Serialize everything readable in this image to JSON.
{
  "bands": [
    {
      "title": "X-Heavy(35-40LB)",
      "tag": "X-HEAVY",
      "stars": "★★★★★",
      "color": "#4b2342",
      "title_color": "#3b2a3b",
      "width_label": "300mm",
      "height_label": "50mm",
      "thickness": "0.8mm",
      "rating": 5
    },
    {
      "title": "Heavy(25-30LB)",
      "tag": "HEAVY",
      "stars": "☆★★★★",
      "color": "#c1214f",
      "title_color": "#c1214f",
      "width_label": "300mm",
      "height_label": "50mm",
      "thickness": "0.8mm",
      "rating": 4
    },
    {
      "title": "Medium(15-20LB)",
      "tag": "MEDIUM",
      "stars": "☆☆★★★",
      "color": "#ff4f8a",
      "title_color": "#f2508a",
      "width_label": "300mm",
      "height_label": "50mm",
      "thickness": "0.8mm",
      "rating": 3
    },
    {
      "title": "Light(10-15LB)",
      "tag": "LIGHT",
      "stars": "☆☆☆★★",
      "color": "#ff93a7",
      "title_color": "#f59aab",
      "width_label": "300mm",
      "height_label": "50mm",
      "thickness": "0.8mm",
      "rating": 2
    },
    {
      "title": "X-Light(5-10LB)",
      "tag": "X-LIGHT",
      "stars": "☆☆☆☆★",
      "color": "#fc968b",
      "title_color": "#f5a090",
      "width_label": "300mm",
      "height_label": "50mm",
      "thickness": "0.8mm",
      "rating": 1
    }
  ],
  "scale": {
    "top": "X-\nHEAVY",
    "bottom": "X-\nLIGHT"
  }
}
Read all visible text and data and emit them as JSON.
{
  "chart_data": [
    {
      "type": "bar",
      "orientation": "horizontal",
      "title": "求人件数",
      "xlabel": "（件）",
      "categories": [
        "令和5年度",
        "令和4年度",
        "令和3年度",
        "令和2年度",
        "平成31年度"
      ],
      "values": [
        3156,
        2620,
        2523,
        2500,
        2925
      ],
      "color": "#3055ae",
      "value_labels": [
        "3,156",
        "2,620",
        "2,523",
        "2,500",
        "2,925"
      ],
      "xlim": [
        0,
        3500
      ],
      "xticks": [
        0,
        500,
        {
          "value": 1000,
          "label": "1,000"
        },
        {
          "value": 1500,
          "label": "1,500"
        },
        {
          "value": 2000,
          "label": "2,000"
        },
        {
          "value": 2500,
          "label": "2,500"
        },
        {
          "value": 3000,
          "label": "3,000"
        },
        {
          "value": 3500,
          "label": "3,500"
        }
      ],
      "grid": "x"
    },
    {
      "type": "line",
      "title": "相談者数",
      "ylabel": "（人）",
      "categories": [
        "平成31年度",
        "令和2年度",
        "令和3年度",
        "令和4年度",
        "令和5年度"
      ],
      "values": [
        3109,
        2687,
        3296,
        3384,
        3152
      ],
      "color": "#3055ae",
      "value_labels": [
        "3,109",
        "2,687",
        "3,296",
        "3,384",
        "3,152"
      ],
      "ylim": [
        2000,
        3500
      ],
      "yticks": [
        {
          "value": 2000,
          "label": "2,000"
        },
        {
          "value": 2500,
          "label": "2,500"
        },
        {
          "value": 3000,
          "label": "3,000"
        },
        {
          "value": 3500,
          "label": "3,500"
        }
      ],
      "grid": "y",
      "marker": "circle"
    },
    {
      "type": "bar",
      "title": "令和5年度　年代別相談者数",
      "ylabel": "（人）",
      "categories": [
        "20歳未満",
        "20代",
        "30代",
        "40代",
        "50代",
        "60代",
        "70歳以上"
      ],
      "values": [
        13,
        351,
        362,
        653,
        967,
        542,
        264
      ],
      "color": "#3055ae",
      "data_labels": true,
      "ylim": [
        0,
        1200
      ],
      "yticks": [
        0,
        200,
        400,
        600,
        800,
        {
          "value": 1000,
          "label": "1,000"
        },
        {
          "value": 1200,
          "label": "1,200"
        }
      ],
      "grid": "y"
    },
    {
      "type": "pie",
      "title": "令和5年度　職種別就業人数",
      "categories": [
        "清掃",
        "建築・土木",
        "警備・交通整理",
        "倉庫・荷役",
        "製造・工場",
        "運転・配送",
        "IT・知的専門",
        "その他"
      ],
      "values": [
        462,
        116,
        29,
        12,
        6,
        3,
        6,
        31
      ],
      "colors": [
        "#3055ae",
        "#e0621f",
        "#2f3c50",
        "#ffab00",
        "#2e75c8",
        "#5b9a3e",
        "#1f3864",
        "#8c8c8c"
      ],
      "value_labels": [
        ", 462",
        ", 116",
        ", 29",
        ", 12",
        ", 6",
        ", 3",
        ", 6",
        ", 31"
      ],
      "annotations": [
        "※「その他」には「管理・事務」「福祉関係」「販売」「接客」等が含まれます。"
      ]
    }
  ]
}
- - - - - - -
** Task goal **
Reproduce the material exactly, with every line intact.

** Exercise solution **
Serialize everything readable in this image to JSON.
{
  "bands": [
    {
      "title": "X-Heavy(35-40LB)",
      "tag": "X-HEAVY",
      "stars": "★★★★★",
      "color": "#4b2342",
      "title_color": "#3b2a3b",
      "width_label": "300mm",
      "height_label": "50mm",
      "thickness": "0.8mm",
      "rating": 5
    },
    {
      "title": "Heavy(25-30LB)",
      "tag": "HEAVY",
      "stars": "☆★★★★",
      "color": "#c1214f",
      "title_color": "#c1214f",
      "width_label": "300mm",
      "height_label": "50mm",
      "thickness": "0.8mm",
      "rating": 4
    },
    {
      "title": "Medium(15-20LB)",
      "tag": "MEDIUM",
      "stars": "☆☆★★★",
      "color": "#ff4f8a",
      "title_color": "#f2508a",
      "width_label": "300mm",
      "height_label": "50mm",
      "thickness": "0.8mm",
      "rating": 3
    },
    {
      "title": "Light(10-15LB)",
      "tag": "LIGHT",
      "stars": "☆☆☆★★",
      "color": "#ff93a7",
      "title_color": "#f59aab",
      "width_label": "300mm",
      "height_label": "50mm",
      "thickness": "0.8mm",
      "rating": 2
    },
    {
      "title": "X-Light(5-10LB)",
      "tag": "X-LIGHT",
      "stars": "☆☆☆☆★",
      "color": "#fc968b",
      "title_color": "#f5a090",
      "width_label": "300mm",
      "height_label": "50mm",
      "thickness": "0.8mm",
      "rating": 1
    }
  ],
  "scale": {
    "top": "X-\nHEAVY",
    "bottom": "X-\nLIGHT"
  }
}
Read all visible text and data and emit them as JSON.
{
  "chart_data": [
    {
      "type": "bar",
      "orientation": "horizontal",
      "title": "求人件数",
      "xlabel": "（件）",
      "categories": [
        "令和5年度",
        "令和4年度",
        "令和3年度",
        "令和2年度",
        "平成31年度"
      ],
      "values": [
        3156,
        2620,
        2523,
        2500,
        2925
      ],
      "color": "#3055ae",
      "value_labels": [
        "3,156",
        "2,620",
        "2,523",
        "2,500",
        "2,925"
      ],
      "xlim": [
        0,
        3500
      ],
      "xticks": [
        0,
        500,
        {
          "value": 1000,
          "label": "1,000"
        },
        {
          "value": 1500,
          "label": "1,500"
        },
        {
          "value": 2000,
          "label": "2,000"
        },
        {
          "value": 2500,
          "label": "2,500"
        },
        {
          "value": 3000,
          "label": "3,000"
        },
        {
          "value": 3500,
          "label": "3,500"
        }
      ],
      "grid": "x"
    },
    {
      "type": "line",
      "title": "相談者数",
      "ylabel": "（人）",
      "categories": [
        "平成31年度",
        "令和2年度",
        "令和3年度",
        "令和4年度",
        "令和5年度"
      ],
      "values": [
        3109,
        2687,
        3296,
        3384,
        3152
      ],
      "color": "#3055ae",
      "value_labels": [
        "3,109",
        "2,687",
        "3,296",
        "3,384",
        "3,152"
      ],
      "ylim": [
        2000,
        3500
      ],
      "yticks": [
        {
          "value": 2000,
          "label": "2,000"
        },
        {
          "value": 2500,
          "label": "2,500"
        },
        {
          "value": 3000,
          "label": "3,000"
        },
        {
          "value": 3500,
          "label": "3,500"
        }
      ],
      "grid": "y",
      "marker": "circle"
    },
    {
      "type": "bar",
      "title": "令和5年度　年代別相談者数",
      "ylabel": "（人）",
      "categories": [
        "20歳未満",
        "20代",
        "30代",
        "40代",
        "50代",
        "60代",
        "70歳以上"
      ],
      "values": [
        13,
        351,
        362,
        653,
        967,
        542,
        264
      ],
      "color": "#3055ae",
      "data_labels": true,
      "ylim": [
        0,
        1200
      ],
      "yticks": [
        0,
        200,
        400,
        600,
        800,
        {
          "value": 1000,
          "label": "1,000"
        },
        {
          "value": 1200,
          "label": "1,200"
        }
      ],
      "grid": "y"
    },
    {
      "type": "pie",
      "title": "令和5年度　職種別就業人数",
      "categories": [
        "清掃",
        "建築・土木",
        "警備・交通整理",
        "倉庫・荷役",
        "製造・工場",
        "運転・配送",
        "IT・知的専門",
        "その他"
      ],
      "values": [
        462,
        116,
        29,
        12,
        6,
        3,
        6,
        31
      ],
      "colors": [
        "#3055ae",
        "#e0621f",
        "#2f3c50",
        "#ffab00",
        "#2e75c8",
        "#5b9a3e",
        "#1f3864",
        "#8c8c8c"
      ],
      "value_labels": [
        ", 462",
        ", 116",
        ", 29",
        ", 12",
        ", 6",
        ", 3",
        ", 6",
        ", 31"
      ],
      "annotations": [
        "※「その他」には「管理・事務」「福祉関係」「販売」「接客」等が含まれます。"
      ]
    }
  ]
}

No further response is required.